Repeat every entry word for word, skipping the pictures.

(Dataset items)
--- begin ---

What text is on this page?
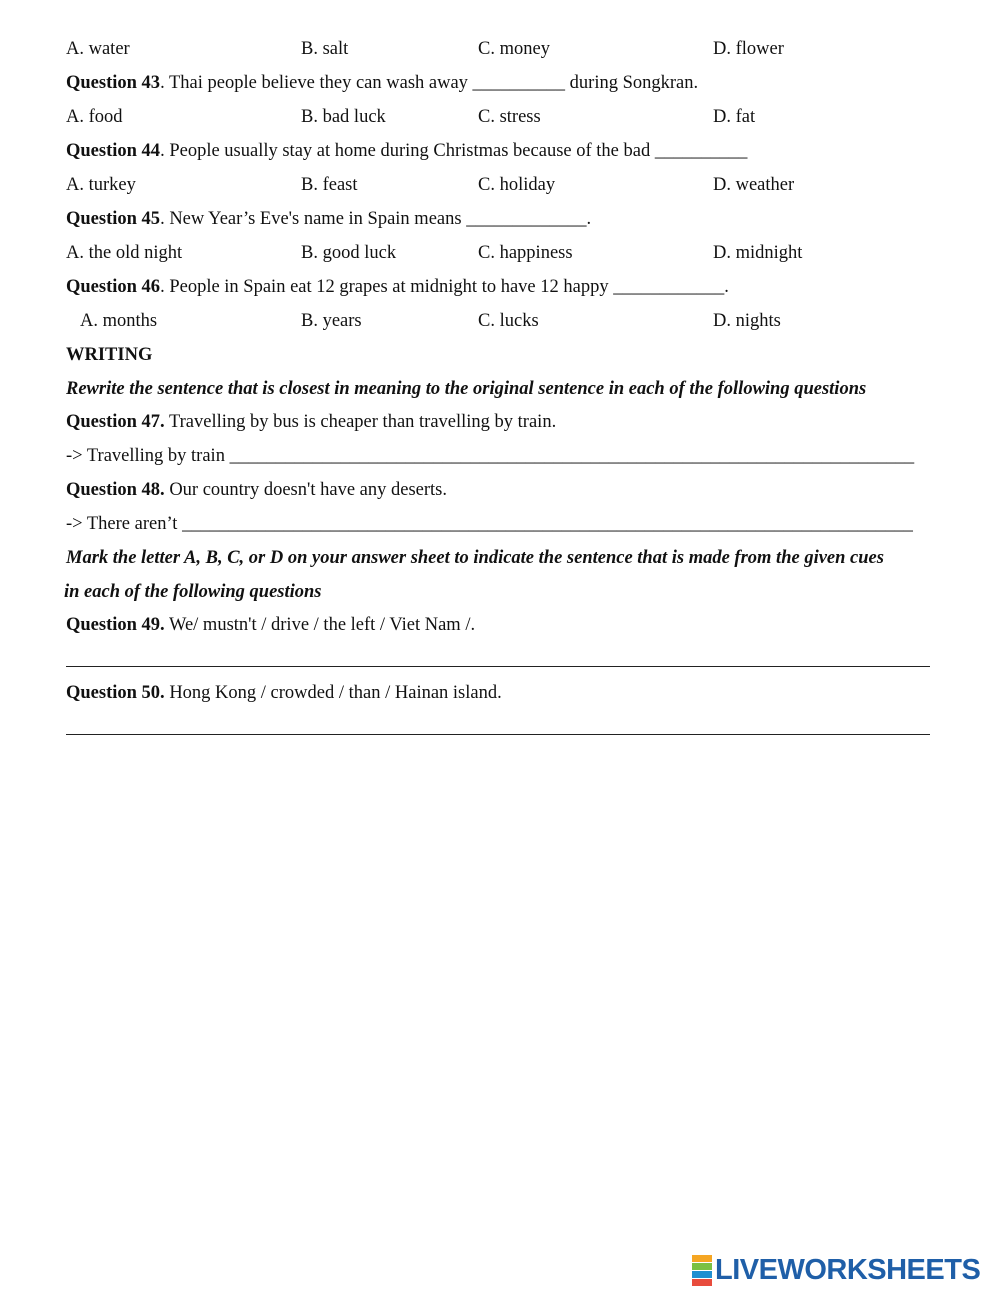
A. water	B. salt	C. money	D. flower
Question 43. Thai people believe they can wash away __________ during Songkran.
A. food	B. bad luck	C. stress	D. fat
Question 44. People usually stay at home during Christmas because of the bad __________
A. turkey	B. feast	C. holiday	D. weather
Question 45. New Year’s Eve's name in Spain means _____________.
A. the old night	B. good luck	C. happiness	D. midnight
Question 46. People in Spain eat 12 grapes at midnight to have 12 happy ____________.
A. months	B. years	C. lucks	D. nights
WRITING
Rewrite the sentence that is closest in meaning to the original sentence in each of the following questions
Question 47. Travelling by bus is cheaper than travelling by train.
-> Travelling by train __________________________________________________________________________
Question 48. Our country doesn't have any deserts.
-> There aren’t _______________________________________________________________________________
Mark the letter A, B, C, or D on your answer sheet to indicate the sentence that is made from the given cues
in each of the following questions
Question 49. We/ mustn't / drive / the left / Viet Nam /.
Question 50. Hong Kong / crowded / than / Hainan island.
LIVEWORKSHEETS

--- end ---

Expected output —
What text is on this page?
A. water	B. salt	C. money	D. flower
Question 43. Thai people believe they can wash away __________ during Songkran.
A. food	B. bad luck	C. stress	D. fat
Question 44. People usually stay at home during Christmas because of the bad __________
A. turkey	B. feast	C. holiday	D. weather
Question 45. New Year’s Eve's name in Spain means _____________.
A. the old night	B. good luck	C. happiness	D. midnight
Question 46. People in Spain eat 12 grapes at midnight to have 12 happy ____________.
A. months	B. years	C. lucks	D. nights
WRITING
Rewrite the sentence that is closest in meaning to the original sentence in each of the following questions
Question 47. Travelling by bus is cheaper than travelling by train.
-> Travelling by train __________________________________________________________________________
Question 48. Our country doesn't have any deserts.
-> There aren’t _______________________________________________________________________________
Mark the letter A, B, C, or D on your answer sheet to indicate the sentence that is made from the given cues
in each of the following questions
Question 49. We/ mustn't / drive / the left / Viet Nam /.
Question 50. Hong Kong / crowded / than / Hainan island.
LIVEWORKSHEETS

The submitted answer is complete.